▽

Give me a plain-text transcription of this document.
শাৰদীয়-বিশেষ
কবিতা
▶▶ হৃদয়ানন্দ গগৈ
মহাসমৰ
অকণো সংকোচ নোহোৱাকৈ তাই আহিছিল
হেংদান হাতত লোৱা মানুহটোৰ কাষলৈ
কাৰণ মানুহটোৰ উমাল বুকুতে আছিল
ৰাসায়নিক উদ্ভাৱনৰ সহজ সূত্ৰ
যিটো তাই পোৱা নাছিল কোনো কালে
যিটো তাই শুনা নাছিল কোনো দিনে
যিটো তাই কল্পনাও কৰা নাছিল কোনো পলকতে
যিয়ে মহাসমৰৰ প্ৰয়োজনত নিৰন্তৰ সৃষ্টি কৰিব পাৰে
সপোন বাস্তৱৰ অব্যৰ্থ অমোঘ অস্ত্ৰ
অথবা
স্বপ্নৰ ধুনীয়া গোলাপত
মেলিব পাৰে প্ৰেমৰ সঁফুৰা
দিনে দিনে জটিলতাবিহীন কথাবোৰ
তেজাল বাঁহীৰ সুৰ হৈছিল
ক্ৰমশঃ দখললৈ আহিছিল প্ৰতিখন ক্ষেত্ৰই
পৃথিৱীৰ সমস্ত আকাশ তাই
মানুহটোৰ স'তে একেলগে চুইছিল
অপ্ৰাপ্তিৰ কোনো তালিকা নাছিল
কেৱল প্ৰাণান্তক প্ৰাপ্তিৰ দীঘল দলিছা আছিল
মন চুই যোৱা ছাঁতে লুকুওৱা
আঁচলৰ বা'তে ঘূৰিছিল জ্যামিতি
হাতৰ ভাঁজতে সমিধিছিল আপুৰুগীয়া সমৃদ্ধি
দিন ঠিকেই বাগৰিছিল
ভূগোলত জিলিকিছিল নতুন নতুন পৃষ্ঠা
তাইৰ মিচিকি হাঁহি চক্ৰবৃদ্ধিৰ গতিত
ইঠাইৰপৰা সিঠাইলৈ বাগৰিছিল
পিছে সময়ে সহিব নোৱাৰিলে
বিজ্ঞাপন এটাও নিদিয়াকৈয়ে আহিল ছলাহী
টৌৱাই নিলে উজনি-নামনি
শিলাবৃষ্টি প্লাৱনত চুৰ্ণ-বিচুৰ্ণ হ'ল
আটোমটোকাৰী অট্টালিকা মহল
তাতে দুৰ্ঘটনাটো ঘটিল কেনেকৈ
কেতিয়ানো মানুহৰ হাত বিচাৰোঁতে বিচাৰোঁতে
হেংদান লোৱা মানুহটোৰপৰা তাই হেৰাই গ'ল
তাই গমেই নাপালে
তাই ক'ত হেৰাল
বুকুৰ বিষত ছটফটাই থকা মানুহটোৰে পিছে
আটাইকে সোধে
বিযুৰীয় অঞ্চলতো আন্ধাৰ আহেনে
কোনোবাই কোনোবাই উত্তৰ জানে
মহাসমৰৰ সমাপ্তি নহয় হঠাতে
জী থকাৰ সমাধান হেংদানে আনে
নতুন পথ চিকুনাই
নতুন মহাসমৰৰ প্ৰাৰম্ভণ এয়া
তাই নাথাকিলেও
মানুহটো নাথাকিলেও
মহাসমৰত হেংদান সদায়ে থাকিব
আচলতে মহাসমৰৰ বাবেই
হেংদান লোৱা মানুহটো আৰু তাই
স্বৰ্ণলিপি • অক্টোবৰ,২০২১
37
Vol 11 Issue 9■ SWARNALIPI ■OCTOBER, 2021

△
▽

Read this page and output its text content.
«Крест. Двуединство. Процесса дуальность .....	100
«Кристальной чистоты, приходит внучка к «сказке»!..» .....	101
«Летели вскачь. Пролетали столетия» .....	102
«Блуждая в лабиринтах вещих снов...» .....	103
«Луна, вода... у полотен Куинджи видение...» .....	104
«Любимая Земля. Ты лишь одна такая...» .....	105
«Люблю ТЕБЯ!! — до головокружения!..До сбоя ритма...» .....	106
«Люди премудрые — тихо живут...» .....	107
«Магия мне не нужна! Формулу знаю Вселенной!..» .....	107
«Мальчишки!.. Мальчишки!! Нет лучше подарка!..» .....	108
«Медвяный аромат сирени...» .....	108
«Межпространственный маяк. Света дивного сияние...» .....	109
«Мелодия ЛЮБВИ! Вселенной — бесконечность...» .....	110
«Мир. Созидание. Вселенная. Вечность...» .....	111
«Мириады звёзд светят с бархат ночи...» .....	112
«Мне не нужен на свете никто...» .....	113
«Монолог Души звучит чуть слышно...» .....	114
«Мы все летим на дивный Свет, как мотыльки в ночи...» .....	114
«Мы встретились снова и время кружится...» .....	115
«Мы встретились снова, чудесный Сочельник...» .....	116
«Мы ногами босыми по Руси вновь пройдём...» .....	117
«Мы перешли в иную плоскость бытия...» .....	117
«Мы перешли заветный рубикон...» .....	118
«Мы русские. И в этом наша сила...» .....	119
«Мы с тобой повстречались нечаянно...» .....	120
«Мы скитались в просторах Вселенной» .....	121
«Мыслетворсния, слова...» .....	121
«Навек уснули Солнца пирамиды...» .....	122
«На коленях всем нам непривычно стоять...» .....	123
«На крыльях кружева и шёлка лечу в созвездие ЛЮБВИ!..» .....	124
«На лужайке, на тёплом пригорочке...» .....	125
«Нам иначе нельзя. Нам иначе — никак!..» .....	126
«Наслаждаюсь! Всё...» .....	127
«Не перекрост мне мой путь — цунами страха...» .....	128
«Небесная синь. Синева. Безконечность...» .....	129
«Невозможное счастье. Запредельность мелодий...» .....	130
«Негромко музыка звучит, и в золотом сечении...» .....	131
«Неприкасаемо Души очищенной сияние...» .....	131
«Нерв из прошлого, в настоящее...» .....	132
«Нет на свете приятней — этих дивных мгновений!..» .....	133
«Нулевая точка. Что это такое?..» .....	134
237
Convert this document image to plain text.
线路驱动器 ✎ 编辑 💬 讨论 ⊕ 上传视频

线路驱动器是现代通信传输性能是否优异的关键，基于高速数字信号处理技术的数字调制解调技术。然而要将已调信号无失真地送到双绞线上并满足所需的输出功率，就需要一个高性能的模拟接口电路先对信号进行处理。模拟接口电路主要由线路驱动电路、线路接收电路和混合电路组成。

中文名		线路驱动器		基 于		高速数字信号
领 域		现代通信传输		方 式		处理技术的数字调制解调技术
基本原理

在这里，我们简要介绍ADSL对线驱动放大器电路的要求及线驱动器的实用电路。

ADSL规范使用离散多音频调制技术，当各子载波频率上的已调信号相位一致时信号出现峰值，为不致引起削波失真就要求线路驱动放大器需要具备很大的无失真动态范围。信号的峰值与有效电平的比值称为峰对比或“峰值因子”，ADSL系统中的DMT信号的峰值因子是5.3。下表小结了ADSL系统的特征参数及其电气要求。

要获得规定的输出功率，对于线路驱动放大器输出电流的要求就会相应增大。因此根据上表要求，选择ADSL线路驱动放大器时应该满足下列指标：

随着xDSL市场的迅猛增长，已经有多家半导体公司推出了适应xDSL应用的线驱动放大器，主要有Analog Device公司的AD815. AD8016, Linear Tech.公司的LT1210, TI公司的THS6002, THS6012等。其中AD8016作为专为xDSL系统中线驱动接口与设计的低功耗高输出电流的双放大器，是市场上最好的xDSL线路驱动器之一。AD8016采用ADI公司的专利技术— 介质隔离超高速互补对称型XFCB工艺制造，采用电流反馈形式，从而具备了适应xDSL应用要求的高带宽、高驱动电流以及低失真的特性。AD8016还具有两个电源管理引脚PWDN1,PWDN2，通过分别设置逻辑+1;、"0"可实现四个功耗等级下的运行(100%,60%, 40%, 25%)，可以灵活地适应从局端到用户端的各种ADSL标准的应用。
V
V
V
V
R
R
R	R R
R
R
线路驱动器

△
▽

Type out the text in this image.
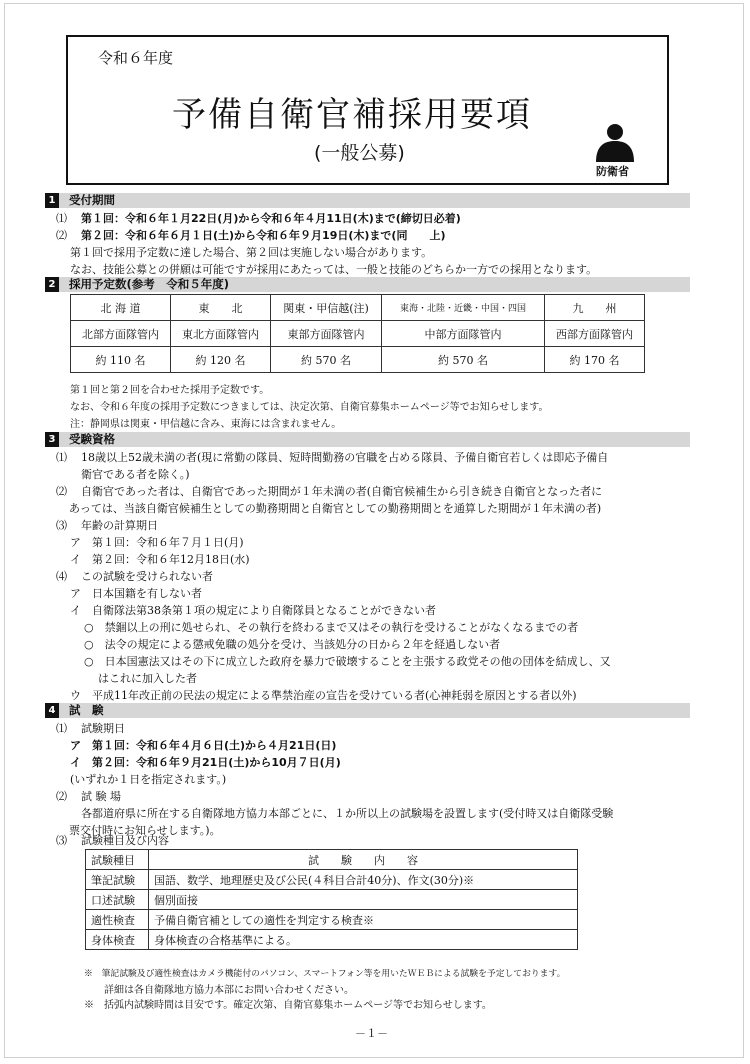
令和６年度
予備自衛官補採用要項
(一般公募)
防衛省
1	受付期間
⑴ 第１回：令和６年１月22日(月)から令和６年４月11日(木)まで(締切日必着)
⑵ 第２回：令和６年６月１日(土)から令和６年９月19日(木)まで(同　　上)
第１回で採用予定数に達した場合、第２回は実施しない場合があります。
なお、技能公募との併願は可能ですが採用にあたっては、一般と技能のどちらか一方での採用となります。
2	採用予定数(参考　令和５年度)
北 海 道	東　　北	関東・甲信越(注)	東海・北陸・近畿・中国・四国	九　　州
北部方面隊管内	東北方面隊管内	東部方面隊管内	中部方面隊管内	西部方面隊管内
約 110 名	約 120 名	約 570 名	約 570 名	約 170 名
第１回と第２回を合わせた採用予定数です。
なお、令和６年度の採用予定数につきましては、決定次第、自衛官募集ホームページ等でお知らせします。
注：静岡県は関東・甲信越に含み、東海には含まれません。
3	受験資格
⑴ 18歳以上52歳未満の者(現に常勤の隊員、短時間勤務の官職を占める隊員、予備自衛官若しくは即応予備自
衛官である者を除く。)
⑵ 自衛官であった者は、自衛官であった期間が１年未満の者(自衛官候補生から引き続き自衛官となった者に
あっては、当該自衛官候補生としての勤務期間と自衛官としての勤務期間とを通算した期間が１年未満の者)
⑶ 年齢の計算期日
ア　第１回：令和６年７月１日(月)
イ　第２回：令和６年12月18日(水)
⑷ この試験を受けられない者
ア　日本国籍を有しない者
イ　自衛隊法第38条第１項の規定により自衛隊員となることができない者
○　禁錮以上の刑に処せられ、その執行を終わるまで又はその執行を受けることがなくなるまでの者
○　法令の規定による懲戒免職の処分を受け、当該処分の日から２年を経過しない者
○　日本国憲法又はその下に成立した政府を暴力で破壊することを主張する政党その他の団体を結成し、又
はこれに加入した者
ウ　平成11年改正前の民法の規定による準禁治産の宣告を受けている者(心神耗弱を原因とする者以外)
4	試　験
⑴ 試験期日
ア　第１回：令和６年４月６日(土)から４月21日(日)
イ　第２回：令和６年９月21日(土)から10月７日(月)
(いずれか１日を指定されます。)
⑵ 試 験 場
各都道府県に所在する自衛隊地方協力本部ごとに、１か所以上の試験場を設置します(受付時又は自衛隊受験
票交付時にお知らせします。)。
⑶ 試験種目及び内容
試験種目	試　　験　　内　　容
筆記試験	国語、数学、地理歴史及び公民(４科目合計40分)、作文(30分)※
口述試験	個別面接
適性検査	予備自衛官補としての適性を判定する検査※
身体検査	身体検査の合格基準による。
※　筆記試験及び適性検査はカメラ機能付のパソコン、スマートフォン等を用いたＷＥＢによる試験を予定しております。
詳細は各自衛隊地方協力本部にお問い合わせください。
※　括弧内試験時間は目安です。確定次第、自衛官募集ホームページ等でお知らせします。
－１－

△

- [Aim of the exercise]:
Identify each line in the entries with the word "this" and copy it.

- [The reply]:
Give me a plain-text transcription of this document.
Read this page and output its text content.
Convert this document image to plain text.
Type out the text in this image.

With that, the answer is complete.